--- Passo citato ---
┌──

Home > Archivio > 02 - 2000 > L’egoismo dei protezionisti
GLOBALIZZAZIONE
tratto dal n. 02 - 2000

L’egoismo dei protezionisti


Bisogna aiutare i Paesi poveri a entrare con più forza nei mercati mondiali. Senza discriminare nessuno. Una riflessione sulle difficoltà che affronta la World Trade Organization dopo il fallimento di Seattle


di Enrico Pianetta


«La globalizzazione non è una scelta politica, è un fatto»; «Nessuna nazione, piccola o grande, può essere lasciata fuori da questa importante istituzione e dobbiamo fare in modo che questa Organizzazione sia strumento per un mondo più giusto e migliore»; «Il sistema Wto per le regole e gli accordi del commercio ha contribuito grandemente alla prosperità globale»: sono queste alcune affermazioni rispettivamente di Clinton, Fidel Castro e Blair pronunciate in occasione del Convegno mondiale sui commerci multilaterali del maggio ’98.
La globalizzazione dei commerci è un dato di fatto, in costante incremento, se si pensa che dal 6% del 1950, lo scambio di merci e servizi venduti al di fuori dei confini nazionali ha superato nel 1998 il 25% del prodotto mondiale.
Il concetto di lontananza e quindi il fattore geografico, che ha rappresentato da sempre il grande ostacolo tale da implicare fatica e costi rilevanti, è oggi superato agevolmente e non rappresenta più un ostacolo per gli scambi di merci e servizi. Ogni informazione, ogni servizio che può essere codificato e quindi trasmesso elettronicamente, può essere “prodotto” in qualsiasi punto del mondo ed “esportato” in qualsiasi altro punto in tempo reale. È facile prevedere che il commercio elettronico (“e-commerce”) incrementerà a velocità esponenziale. Del resto anche le stesse tariffe delle comunicazioni telefoniche nell’arco dei prossimi dieci anni subiranno una drastica riduzione: le telecomunicazioni saranno un bene pressoché libero e quindi soggetto ad ulteriore diffusione. Come pure la riduzione dei costi delle tecnologie informatiche sta permettendo l’accesso a milioni di persone. Queste conoscenze e quindi la capacità di formazione ormai sono l’elemento indispensabile per creare nuova occupazione e per consentire alle giovani generazioni di inserirsi nella dimensione mondializzata. E tutto ciò si ripercuote nell’ambito di quelli che sono gli scambi commerciali.

└──

--- Consegna 1 ---
Traduca in inglese la seguente frase del passo citato: "È facile prevedere che il commercio elettronico (“e-commerce”) incrementerà a velocità esponenziale."
--- Consegna 2 ---
In base al passo citato, risponda brevemente alle domande seguenti.
(a) In quale mese e anno si tenne il Convegno mondiale sui commerci multilaterali?
(b) Quale percentuale rappresentava nel 1950 lo scambio di merci e servizi venduti al di fuori dei confini nazionali?
(c) Entro quanti anni le tariffe delle comunicazioni telefoniche subiranno una drastica riduzione?

--- Materiale presentato ---
┌──

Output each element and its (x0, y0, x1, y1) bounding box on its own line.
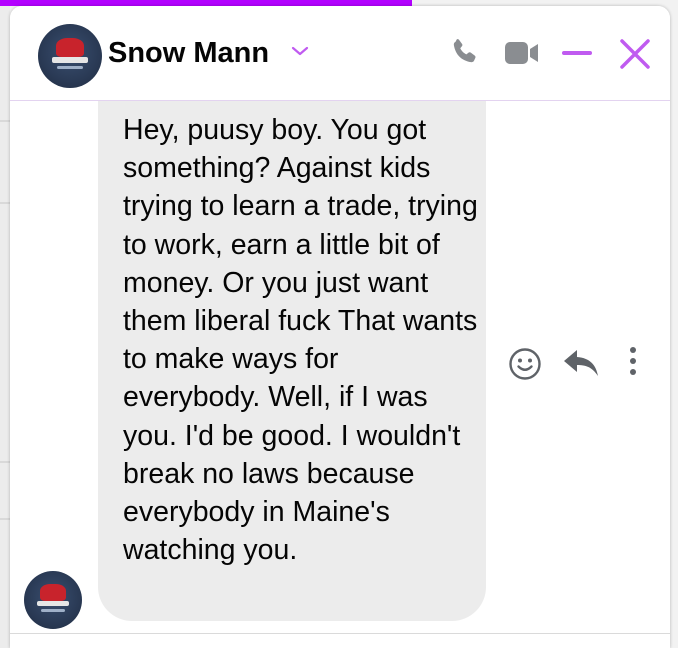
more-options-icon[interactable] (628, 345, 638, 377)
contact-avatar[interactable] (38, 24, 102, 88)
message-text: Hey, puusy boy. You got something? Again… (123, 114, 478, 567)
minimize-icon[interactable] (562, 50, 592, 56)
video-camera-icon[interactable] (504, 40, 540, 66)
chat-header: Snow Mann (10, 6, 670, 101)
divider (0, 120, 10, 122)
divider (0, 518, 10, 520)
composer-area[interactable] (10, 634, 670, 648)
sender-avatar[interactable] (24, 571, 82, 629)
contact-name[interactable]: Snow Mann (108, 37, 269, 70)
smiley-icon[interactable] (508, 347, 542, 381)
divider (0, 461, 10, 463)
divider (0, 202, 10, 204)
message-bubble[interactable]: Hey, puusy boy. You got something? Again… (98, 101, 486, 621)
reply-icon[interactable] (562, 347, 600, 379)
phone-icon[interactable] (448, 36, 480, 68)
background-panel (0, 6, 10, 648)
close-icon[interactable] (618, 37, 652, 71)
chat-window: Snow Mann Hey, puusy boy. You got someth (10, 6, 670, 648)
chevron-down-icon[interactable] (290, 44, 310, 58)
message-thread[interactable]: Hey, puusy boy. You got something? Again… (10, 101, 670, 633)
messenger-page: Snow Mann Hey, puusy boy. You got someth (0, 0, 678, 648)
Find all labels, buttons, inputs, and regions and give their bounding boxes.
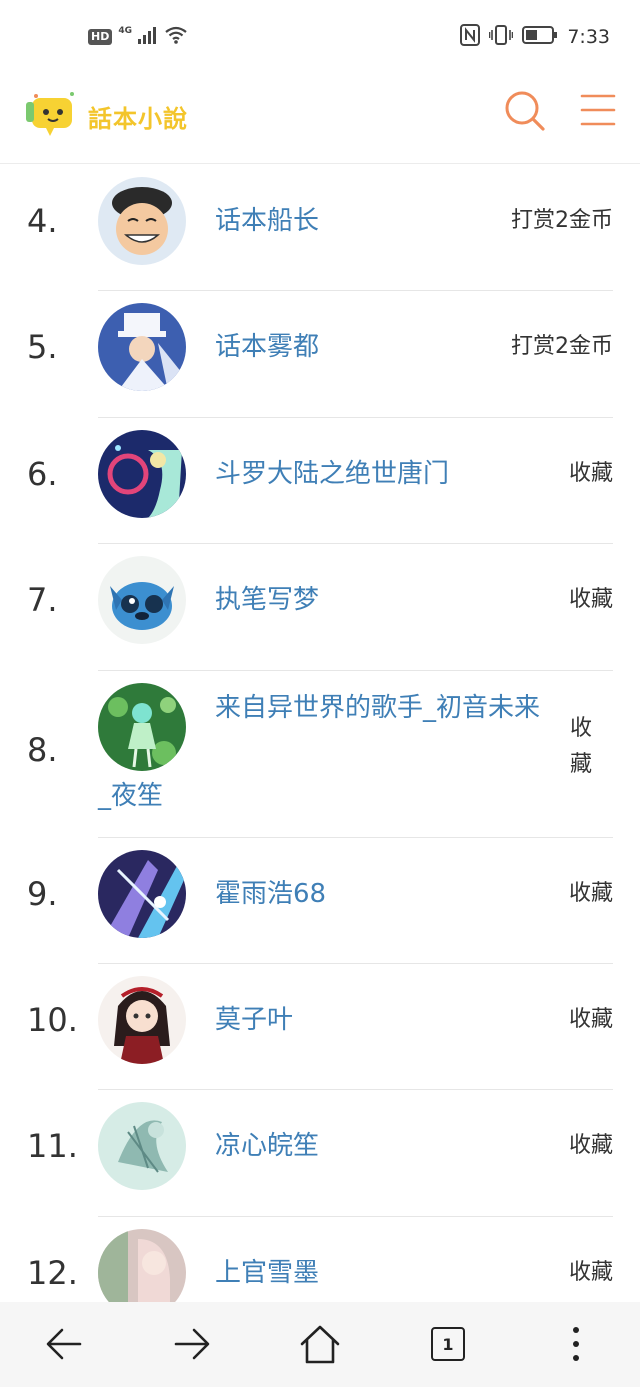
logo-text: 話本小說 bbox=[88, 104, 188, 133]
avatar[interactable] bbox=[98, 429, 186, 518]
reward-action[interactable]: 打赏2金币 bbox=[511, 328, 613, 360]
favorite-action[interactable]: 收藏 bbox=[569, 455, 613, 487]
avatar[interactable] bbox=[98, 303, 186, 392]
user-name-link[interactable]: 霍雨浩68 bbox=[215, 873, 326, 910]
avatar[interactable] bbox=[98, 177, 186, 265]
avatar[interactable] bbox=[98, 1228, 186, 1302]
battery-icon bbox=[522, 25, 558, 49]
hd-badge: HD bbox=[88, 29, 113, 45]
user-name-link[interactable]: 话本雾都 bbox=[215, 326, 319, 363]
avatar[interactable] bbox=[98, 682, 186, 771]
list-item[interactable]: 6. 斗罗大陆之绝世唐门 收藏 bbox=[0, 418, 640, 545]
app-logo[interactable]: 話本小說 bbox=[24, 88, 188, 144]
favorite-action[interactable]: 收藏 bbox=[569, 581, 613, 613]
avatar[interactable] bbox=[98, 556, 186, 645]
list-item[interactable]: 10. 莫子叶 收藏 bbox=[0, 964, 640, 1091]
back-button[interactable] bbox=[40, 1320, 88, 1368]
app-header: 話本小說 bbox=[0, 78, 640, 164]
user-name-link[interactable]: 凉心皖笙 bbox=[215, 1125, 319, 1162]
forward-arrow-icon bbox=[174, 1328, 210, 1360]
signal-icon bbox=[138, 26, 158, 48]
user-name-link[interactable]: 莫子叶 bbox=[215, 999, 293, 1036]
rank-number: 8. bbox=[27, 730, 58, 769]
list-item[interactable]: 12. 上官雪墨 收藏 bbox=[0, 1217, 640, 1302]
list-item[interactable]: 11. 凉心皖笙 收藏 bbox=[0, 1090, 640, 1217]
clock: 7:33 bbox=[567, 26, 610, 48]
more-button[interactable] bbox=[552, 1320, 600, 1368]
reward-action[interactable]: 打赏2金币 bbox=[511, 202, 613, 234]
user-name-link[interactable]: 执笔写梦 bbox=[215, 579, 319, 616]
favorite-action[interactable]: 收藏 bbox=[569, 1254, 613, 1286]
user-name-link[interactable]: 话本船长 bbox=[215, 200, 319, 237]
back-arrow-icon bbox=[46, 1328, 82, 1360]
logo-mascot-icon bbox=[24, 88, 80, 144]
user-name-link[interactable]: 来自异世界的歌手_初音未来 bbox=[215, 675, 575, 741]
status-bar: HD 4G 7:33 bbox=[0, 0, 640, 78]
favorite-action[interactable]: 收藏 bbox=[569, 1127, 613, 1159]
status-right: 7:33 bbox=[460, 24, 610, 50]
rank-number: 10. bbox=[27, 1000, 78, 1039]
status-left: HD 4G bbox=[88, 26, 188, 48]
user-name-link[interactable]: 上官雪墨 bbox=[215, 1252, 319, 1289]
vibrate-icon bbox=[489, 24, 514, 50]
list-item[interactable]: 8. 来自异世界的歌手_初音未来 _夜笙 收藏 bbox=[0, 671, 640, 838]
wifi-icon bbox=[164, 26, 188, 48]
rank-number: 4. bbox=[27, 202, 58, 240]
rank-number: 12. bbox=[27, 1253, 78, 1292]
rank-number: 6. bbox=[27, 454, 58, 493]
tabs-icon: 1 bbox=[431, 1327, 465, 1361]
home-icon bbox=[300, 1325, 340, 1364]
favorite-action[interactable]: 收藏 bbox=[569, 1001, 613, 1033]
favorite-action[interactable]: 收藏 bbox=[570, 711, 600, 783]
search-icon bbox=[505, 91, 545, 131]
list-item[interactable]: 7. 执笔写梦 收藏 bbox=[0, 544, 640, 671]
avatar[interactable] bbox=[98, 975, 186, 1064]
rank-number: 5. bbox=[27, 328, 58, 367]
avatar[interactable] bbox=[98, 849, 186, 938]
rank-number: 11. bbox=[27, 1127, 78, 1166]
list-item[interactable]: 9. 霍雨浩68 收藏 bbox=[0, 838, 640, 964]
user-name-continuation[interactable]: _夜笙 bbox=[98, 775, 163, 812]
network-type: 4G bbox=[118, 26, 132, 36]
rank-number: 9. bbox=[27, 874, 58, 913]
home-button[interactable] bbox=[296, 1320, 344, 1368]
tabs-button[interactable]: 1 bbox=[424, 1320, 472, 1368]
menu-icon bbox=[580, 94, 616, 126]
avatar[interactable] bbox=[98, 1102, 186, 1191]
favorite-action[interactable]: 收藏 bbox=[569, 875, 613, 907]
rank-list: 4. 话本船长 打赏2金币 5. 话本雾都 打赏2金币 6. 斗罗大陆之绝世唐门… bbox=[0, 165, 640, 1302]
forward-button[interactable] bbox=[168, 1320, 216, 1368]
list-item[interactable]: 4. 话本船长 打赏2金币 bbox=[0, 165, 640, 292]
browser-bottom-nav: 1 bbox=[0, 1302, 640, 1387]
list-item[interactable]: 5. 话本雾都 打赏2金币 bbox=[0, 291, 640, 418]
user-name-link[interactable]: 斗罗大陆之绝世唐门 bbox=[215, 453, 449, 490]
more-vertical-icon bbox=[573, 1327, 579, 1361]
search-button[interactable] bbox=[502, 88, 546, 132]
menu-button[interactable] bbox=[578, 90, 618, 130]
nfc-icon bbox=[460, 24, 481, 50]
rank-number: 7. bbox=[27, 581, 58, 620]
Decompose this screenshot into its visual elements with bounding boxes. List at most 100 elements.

└──

--- Risposta 1 ---
It is easy to predict that electronic commerce (“e-commerce”) will grow at an exponential rate.

--- Risposta 2 ---
(a) Nel maggio 1998.
(b) Il 6%.
(c) Entro dieci anni.